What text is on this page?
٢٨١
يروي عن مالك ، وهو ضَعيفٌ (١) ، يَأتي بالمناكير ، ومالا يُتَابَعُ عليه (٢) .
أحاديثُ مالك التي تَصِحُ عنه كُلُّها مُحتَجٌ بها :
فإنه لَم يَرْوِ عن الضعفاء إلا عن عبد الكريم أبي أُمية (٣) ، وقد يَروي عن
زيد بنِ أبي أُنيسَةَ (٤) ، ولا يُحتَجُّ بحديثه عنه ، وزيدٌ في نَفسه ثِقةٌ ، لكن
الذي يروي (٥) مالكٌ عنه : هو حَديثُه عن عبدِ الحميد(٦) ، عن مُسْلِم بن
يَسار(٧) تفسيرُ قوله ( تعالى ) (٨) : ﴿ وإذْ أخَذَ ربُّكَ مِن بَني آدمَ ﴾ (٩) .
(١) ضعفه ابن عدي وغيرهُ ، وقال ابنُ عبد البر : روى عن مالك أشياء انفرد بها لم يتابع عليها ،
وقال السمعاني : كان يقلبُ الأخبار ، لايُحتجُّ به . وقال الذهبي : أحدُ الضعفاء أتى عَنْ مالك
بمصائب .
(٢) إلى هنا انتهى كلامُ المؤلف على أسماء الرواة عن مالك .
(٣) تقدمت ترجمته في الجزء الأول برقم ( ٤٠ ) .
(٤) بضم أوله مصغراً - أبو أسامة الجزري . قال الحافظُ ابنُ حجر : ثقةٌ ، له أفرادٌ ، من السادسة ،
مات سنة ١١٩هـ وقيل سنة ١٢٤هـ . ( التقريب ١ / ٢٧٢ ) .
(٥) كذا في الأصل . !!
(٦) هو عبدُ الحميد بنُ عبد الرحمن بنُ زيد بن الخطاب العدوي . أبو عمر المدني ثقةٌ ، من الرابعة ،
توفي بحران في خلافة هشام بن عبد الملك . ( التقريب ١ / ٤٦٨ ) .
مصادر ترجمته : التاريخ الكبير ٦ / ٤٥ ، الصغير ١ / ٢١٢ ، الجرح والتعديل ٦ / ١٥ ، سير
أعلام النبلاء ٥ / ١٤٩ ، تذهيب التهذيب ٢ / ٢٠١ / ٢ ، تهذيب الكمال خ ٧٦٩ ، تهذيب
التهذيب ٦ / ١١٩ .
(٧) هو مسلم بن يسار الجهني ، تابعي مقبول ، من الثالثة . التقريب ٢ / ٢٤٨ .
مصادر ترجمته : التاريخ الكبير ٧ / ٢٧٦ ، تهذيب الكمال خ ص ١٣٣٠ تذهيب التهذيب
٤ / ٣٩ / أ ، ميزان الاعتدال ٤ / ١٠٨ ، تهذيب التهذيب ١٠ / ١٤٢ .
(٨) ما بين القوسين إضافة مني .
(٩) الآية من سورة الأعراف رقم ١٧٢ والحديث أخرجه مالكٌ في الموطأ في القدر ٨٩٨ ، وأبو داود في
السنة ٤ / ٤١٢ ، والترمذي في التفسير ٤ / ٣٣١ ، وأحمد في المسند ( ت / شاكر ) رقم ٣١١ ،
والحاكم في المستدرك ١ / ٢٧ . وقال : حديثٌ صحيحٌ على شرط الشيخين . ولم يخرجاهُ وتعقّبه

--

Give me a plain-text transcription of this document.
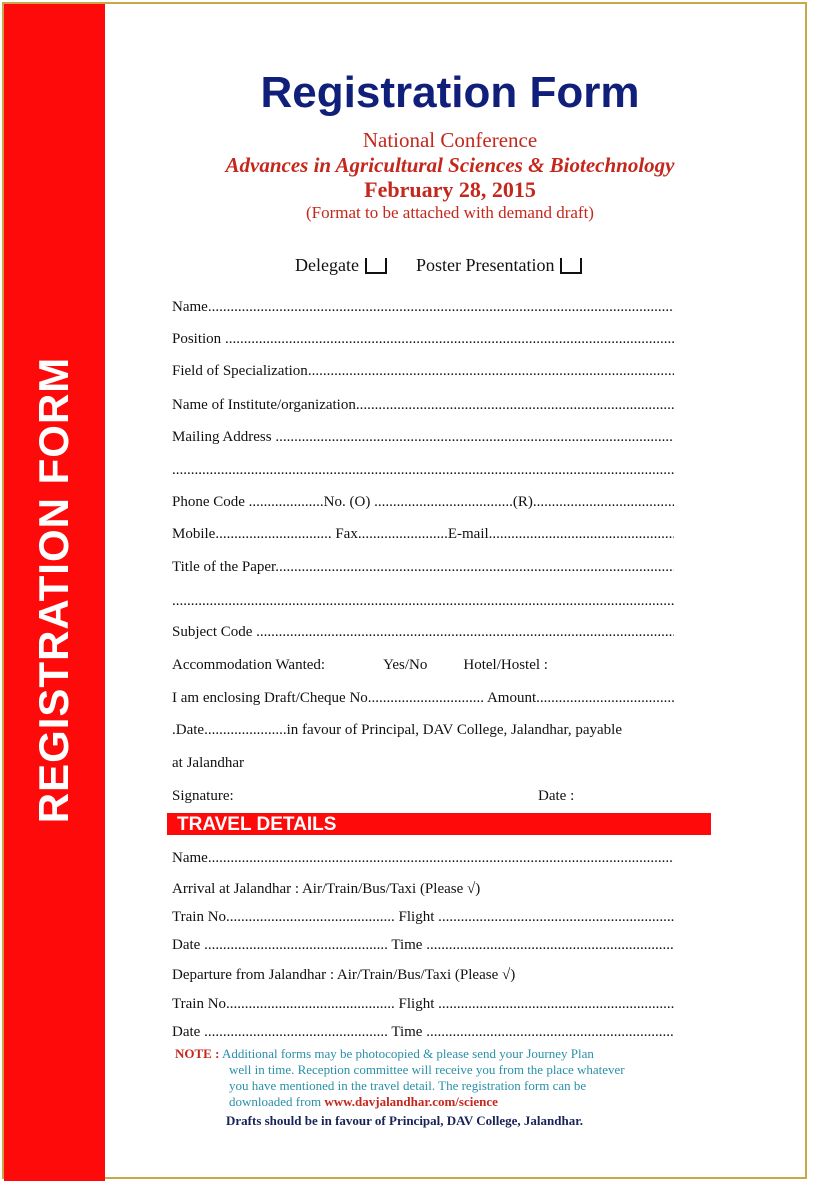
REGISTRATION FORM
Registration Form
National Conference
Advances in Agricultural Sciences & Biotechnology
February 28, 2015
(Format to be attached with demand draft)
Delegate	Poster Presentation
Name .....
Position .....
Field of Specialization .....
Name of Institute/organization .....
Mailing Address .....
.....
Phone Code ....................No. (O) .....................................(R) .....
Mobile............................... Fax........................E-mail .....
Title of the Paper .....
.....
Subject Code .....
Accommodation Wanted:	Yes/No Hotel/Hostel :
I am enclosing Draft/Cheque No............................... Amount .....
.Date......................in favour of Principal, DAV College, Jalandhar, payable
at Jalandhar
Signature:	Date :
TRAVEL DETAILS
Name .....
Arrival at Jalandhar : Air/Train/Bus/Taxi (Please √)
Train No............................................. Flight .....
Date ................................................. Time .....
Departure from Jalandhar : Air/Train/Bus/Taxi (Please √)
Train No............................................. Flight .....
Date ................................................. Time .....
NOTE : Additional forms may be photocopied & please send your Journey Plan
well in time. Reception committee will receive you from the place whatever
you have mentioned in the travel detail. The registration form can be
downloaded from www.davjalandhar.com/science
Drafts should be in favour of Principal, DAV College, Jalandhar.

SHORT TASK —
Look through the entries above; copy each line where the string "التقريب" appears.

EXERCISE SOLUTION —
مات سنة ١١٩هـ وقيل سنة ١٢٤هـ . ( التقريب ١ / ٢٧٢ ) .
توفي بحران في خلافة هشام بن عبد الملك . ( التقريب ١ / ٤٦٨ ) .
(٧) هو مسلم بن يسار الجهني ، تابعي مقبول ، من الثالثة . التقريب ٢ / ٢٤٨ .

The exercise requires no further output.